--- START OF STORED ROWS ---

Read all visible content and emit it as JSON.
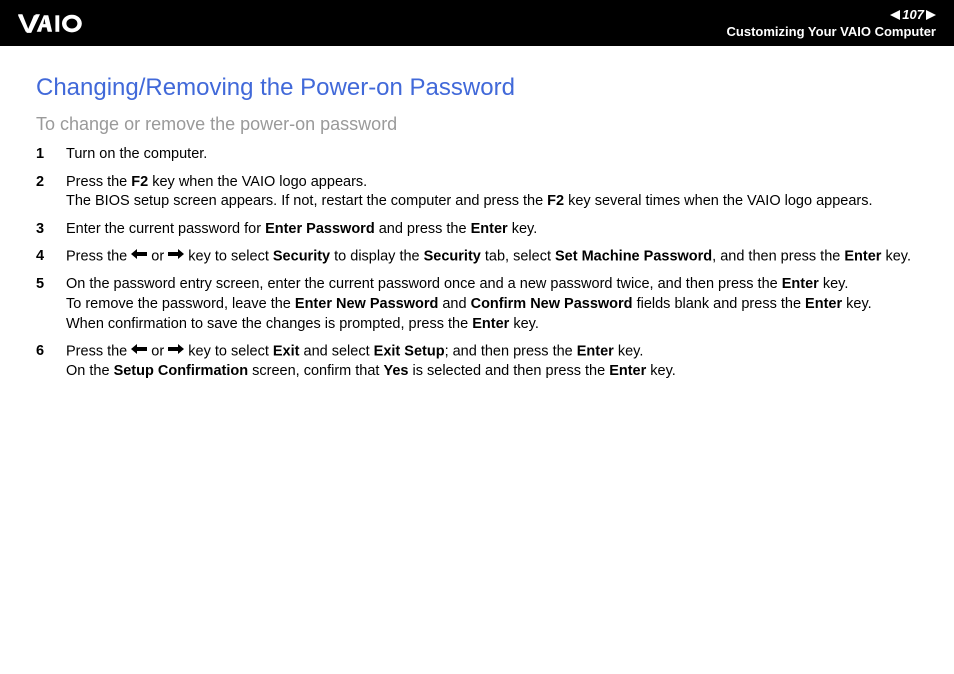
{
  "header": {
    "page_number": "107",
    "section": "Customizing Your VAIO Computer"
  },
  "title": "Changing/Removing the Power-on Password",
  "subtitle": "To change or remove the power-on password",
  "steps": {
    "s1": {
      "t0": "Turn on the computer."
    },
    "s2": {
      "t0": "Press the ",
      "b0": "F2",
      "t1": " key when the VAIO logo appears.",
      "t2": "The BIOS setup screen appears. If not, restart the computer and press the ",
      "b2": "F2",
      "t3": " key several times when the VAIO logo appears."
    },
    "s3": {
      "t0": "Enter the current password for ",
      "b0": "Enter Password",
      "t1": " and press the ",
      "b1": "Enter",
      "t2": " key."
    },
    "s4": {
      "t0": "Press the ",
      "t1": " or ",
      "t2": " key to select ",
      "b0": "Security",
      "t3": " to display the ",
      "b1": "Security",
      "t4": " tab, select ",
      "b2": "Set Machine Password",
      "t5": ", and then press the ",
      "b3": "Enter",
      "t6": " key."
    },
    "s5": {
      "t0": "On the password entry screen, enter the current password once and a new password twice, and then press the ",
      "b0": "Enter",
      "t1": " key.",
      "t2": "To remove the password, leave the ",
      "b2": "Enter New Password",
      "t3": " and ",
      "b3": "Confirm New Password",
      "t4": " fields blank and press the ",
      "b4": "Enter",
      "t5": " key.",
      "t6": "When confirmation to save the changes is prompted, press the ",
      "b6": "Enter",
      "t7": " key."
    },
    "s6": {
      "t0": "Press the ",
      "t1": " or ",
      "t2": " key to select ",
      "b0": "Exit",
      "t3": " and select ",
      "b1": "Exit Setup",
      "t4": "; and then press the ",
      "b2": "Enter",
      "t5": " key.",
      "t6": "On the ",
      "b6": "Setup Confirmation",
      "t7": " screen, confirm that ",
      "b7": "Yes",
      "t8": " is selected and then press the ",
      "b8": "Enter",
      "t9": " key."
    }
  }
}
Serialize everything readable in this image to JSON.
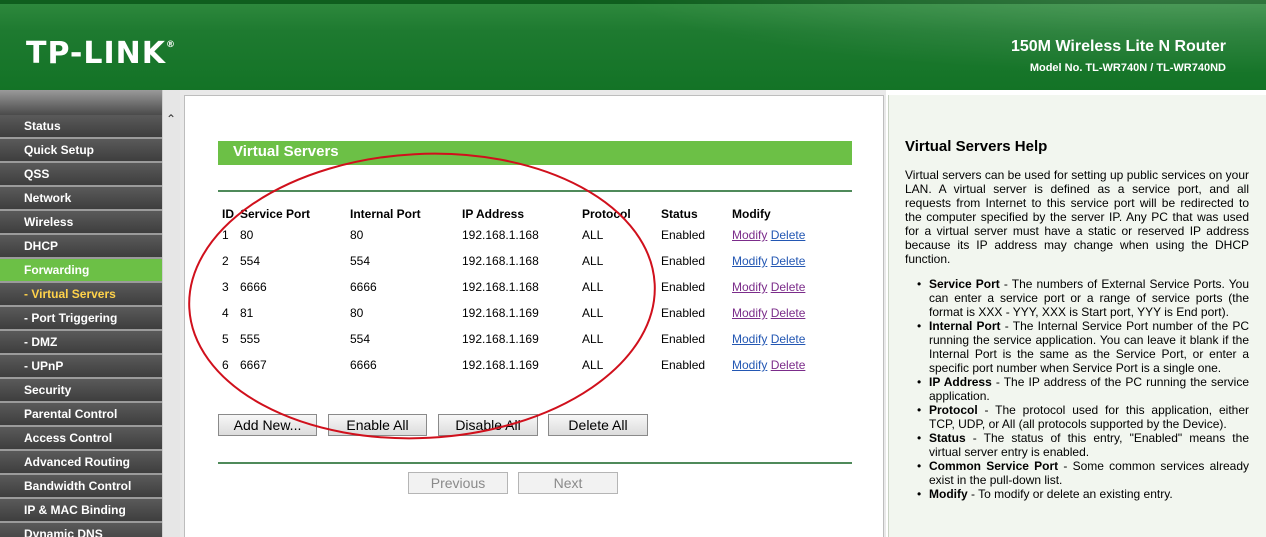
{
  "header": {
    "logo": "TP-LINK",
    "product": "150M Wireless Lite N Router",
    "model": "Model No. TL-WR740N / TL-WR740ND"
  },
  "sidebar": {
    "items": [
      {
        "label": "Status"
      },
      {
        "label": "Quick Setup"
      },
      {
        "label": "QSS"
      },
      {
        "label": "Network"
      },
      {
        "label": "Wireless"
      },
      {
        "label": "DHCP"
      },
      {
        "label": "Forwarding"
      },
      {
        "label": "- Virtual Servers"
      },
      {
        "label": "- Port Triggering"
      },
      {
        "label": "- DMZ"
      },
      {
        "label": "- UPnP"
      },
      {
        "label": "Security"
      },
      {
        "label": "Parental Control"
      },
      {
        "label": "Access Control"
      },
      {
        "label": "Advanced Routing"
      },
      {
        "label": "Bandwidth Control"
      },
      {
        "label": "IP & MAC Binding"
      },
      {
        "label": "Dynamic DNS"
      }
    ]
  },
  "main": {
    "title": "Virtual Servers",
    "columns": [
      "ID",
      "Service Port",
      "Internal Port",
      "IP Address",
      "Protocol",
      "Status",
      "Modify"
    ],
    "rows": [
      {
        "id": "1",
        "service_port": "80",
        "internal_port": "80",
        "ip": "192.168.1.168",
        "protocol": "ALL",
        "status": "Enabled",
        "modify": "Modify",
        "delete": "Delete"
      },
      {
        "id": "2",
        "service_port": "554",
        "internal_port": "554",
        "ip": "192.168.1.168",
        "protocol": "ALL",
        "status": "Enabled",
        "modify": "Modify",
        "delete": "Delete"
      },
      {
        "id": "3",
        "service_port": "6666",
        "internal_port": "6666",
        "ip": "192.168.1.168",
        "protocol": "ALL",
        "status": "Enabled",
        "modify": "Modify",
        "delete": "Delete"
      },
      {
        "id": "4",
        "service_port": "81",
        "internal_port": "80",
        "ip": "192.168.1.169",
        "protocol": "ALL",
        "status": "Enabled",
        "modify": "Modify",
        "delete": "Delete"
      },
      {
        "id": "5",
        "service_port": "555",
        "internal_port": "554",
        "ip": "192.168.1.169",
        "protocol": "ALL",
        "status": "Enabled",
        "modify": "Modify",
        "delete": "Delete"
      },
      {
        "id": "6",
        "service_port": "6667",
        "internal_port": "6666",
        "ip": "192.168.1.169",
        "protocol": "ALL",
        "status": "Enabled",
        "modify": "Modify",
        "delete": "Delete"
      }
    ],
    "buttons": {
      "add_new": "Add New...",
      "enable_all": "Enable All",
      "disable_all": "Disable All",
      "delete_all": "Delete All",
      "previous": "Previous",
      "next": "Next"
    }
  },
  "help": {
    "title": "Virtual Servers Help",
    "intro": "Virtual servers can be used for setting up public services on your LAN. A virtual server is defined as a service port, and all requests from Internet to this service port will be redirected to the computer specified by the server IP. Any PC that was used for a virtual server must have a static or reserved IP address because its IP address may change when using the DHCP function.",
    "items": [
      {
        "term": "Service Port",
        "text": " - The numbers of External Service Ports. You can enter a service port or a range of service ports (the format is XXX - YYY, XXX is Start port, YYY is End port)."
      },
      {
        "term": "Internal Port",
        "text": " - The Internal Service Port number of the PC running the service application. You can leave it blank if the Internal Port is the same as the Service Port, or enter a specific port number when Service Port is a single one."
      },
      {
        "term": "IP Address",
        "text": " - The IP address of the PC running the service application."
      },
      {
        "term": "Protocol",
        "text": " - The protocol used for this application, either TCP, UDP, or All (all protocols supported by the Device)."
      },
      {
        "term": "Status",
        "text": " - The status of this entry, \"Enabled\" means the virtual server entry is enabled."
      },
      {
        "term": "Common Service Port",
        "text": " - Some common services already exist in the pull-down list."
      },
      {
        "term": "Modify",
        "text": " - To modify or delete an existing entry."
      }
    ]
  },
  "colors": {
    "header_green": "#1e7a30",
    "accent_green": "#6cc046",
    "menu_dark": "#444444",
    "annotation_red": "#d0101c"
  }
}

--- END OF STORED ROWS ---

Quote every line word for word and keep the images out of the copy.

Read all visible content and emit it as JSON.
{
  "header": {
    "page_number": "107",
    "section": "Customizing Your VAIO Computer"
  },
  "title": "Changing/Removing the Power-on Password",
  "subtitle": "To change or remove the power-on password",
  "steps": {
    "s1": {
      "t0": "Turn on the computer."
    },
    "s2": {
      "t0": "Press the ",
      "b0": "F2",
      "t1": " key when the VAIO logo appears.",
      "t2": "The BIOS setup screen appears. If not, restart the computer and press the ",
      "b2": "F2",
      "t3": " key several times when the VAIO logo appears."
    },
    "s3": {
      "t0": "Enter the current password for ",
      "b0": "Enter Password",
      "t1": " and press the ",
      "b1": "Enter",
      "t2": " key."
    },
    "s4": {
      "t0": "Press the ",
      "t1": " or ",
      "t2": " key to select ",
      "b0": "Security",
      "t3": " to display the ",
      "b1": "Security",
      "t4": " tab, select ",
      "b2": "Set Machine Password",
      "t5": ", and then press the ",
      "b3": "Enter",
      "t6": " key."
    },
    "s5": {
      "t0": "On the password entry screen, enter the current password once and a new password twice, and then press the ",
      "b0": "Enter",
      "t1": " key.",
      "t2": "To remove the password, leave the ",
      "b2": "Enter New Password",
      "t3": " and ",
      "b3": "Confirm New Password",
      "t4": " fields blank and press the ",
      "b4": "Enter",
      "t5": " key.",
      "t6": "When confirmation to save the changes is prompted, press the ",
      "b6": "Enter",
      "t7": " key."
    },
    "s6": {
      "t0": "Press the ",
      "t1": " or ",
      "t2": " key to select ",
      "b0": "Exit",
      "t3": " and select ",
      "b1": "Exit Setup",
      "t4": "; and then press the ",
      "b2": "Enter",
      "t5": " key.",
      "t6": "On the ",
      "b6": "Setup Confirmation",
      "t7": " screen, confirm that ",
      "b7": "Yes",
      "t8": " is selected and then press the ",
      "b8": "Enter",
      "t9": " key."
    }
  }
}
Serialize everything readable in this image to JSON.
{
  "header": {
    "logo": "TP-LINK",
    "product": "150M Wireless Lite N Router",
    "model": "Model No. TL-WR740N / TL-WR740ND"
  },
  "sidebar": {
    "items": [
      {
        "label": "Status"
      },
      {
        "label": "Quick Setup"
      },
      {
        "label": "QSS"
      },
      {
        "label": "Network"
      },
      {
        "label": "Wireless"
      },
      {
        "label": "DHCP"
      },
      {
        "label": "Forwarding"
      },
      {
        "label": "- Virtual Servers"
      },
      {
        "label": "- Port Triggering"
      },
      {
        "label": "- DMZ"
      },
      {
        "label": "- UPnP"
      },
      {
        "label": "Security"
      },
      {
        "label": "Parental Control"
      },
      {
        "label": "Access Control"
      },
      {
        "label": "Advanced Routing"
      },
      {
        "label": "Bandwidth Control"
      },
      {
        "label": "IP & MAC Binding"
      },
      {
        "label": "Dynamic DNS"
      }
    ]
  },
  "main": {
    "title": "Virtual Servers",
    "columns": [
      "ID",
      "Service Port",
      "Internal Port",
      "IP Address",
      "Protocol",
      "Status",
      "Modify"
    ],
    "rows": [
      {
        "id": "1",
        "service_port": "80",
        "internal_port": "80",
        "ip": "192.168.1.168",
        "protocol": "ALL",
        "status": "Enabled",
        "modify": "Modify",
        "delete": "Delete"
      },
      {
        "id": "2",
        "service_port": "554",
        "internal_port": "554",
        "ip": "192.168.1.168",
        "protocol": "ALL",
        "status": "Enabled",
        "modify": "Modify",
        "delete": "Delete"
      },
      {
        "id": "3",
        "service_port": "6666",
        "internal_port": "6666",
        "ip": "192.168.1.168",
        "protocol": "ALL",
        "status": "Enabled",
        "modify": "Modify",
        "delete": "Delete"
      },
      {
        "id": "4",
        "service_port": "81",
        "internal_port": "80",
        "ip": "192.168.1.169",
        "protocol": "ALL",
        "status": "Enabled",
        "modify": "Modify",
        "delete": "Delete"
      },
      {
        "id": "5",
        "service_port": "555",
        "internal_port": "554",
        "ip": "192.168.1.169",
        "protocol": "ALL",
        "status": "Enabled",
        "modify": "Modify",
        "delete": "Delete"
      },
      {
        "id": "6",
        "service_port": "6667",
        "internal_port": "6666",
        "ip": "192.168.1.169",
        "protocol": "ALL",
        "status": "Enabled",
        "modify": "Modify",
        "delete": "Delete"
      }
    ],
    "buttons": {
      "add_new": "Add New...",
      "enable_all": "Enable All",
      "disable_all": "Disable All",
      "delete_all": "Delete All",
      "previous": "Previous",
      "next": "Next"
    }
  },
  "help": {
    "title": "Virtual Servers Help",
    "intro": "Virtual servers can be used for setting up public services on your LAN. A virtual server is defined as a service port, and all requests from Internet to this service port will be redirected to the computer specified by the server IP. Any PC that was used for a virtual server must have a static or reserved IP address because its IP address may change when using the DHCP function.",
    "items": [
      {
        "term": "Service Port",
        "text": " - The numbers of External Service Ports. You can enter a service port or a range of service ports (the format is XXX - YYY, XXX is Start port, YYY is End port)."
      },
      {
        "term": "Internal Port",
        "text": " - The Internal Service Port number of the PC running the service application. You can leave it blank if the Internal Port is the same as the Service Port, or enter a specific port number when Service Port is a single one."
      },
      {
        "term": "IP Address",
        "text": " - The IP address of the PC running the service application."
      },
      {
        "term": "Protocol",
        "text": " - The protocol used for this application, either TCP, UDP, or All (all protocols supported by the Device)."
      },
      {
        "term": "Status",
        "text": " - The status of this entry, \"Enabled\" means the virtual server entry is enabled."
      },
      {
        "term": "Common Service Port",
        "text": " - Some common services already exist in the pull-down list."
      },
      {
        "term": "Modify",
        "text": " - To modify or delete an existing entry."
      }
    ]
  },
  "colors": {
    "header_green": "#1e7a30",
    "accent_green": "#6cc046",
    "menu_dark": "#444444",
    "annotation_red": "#d0101c"
  }
}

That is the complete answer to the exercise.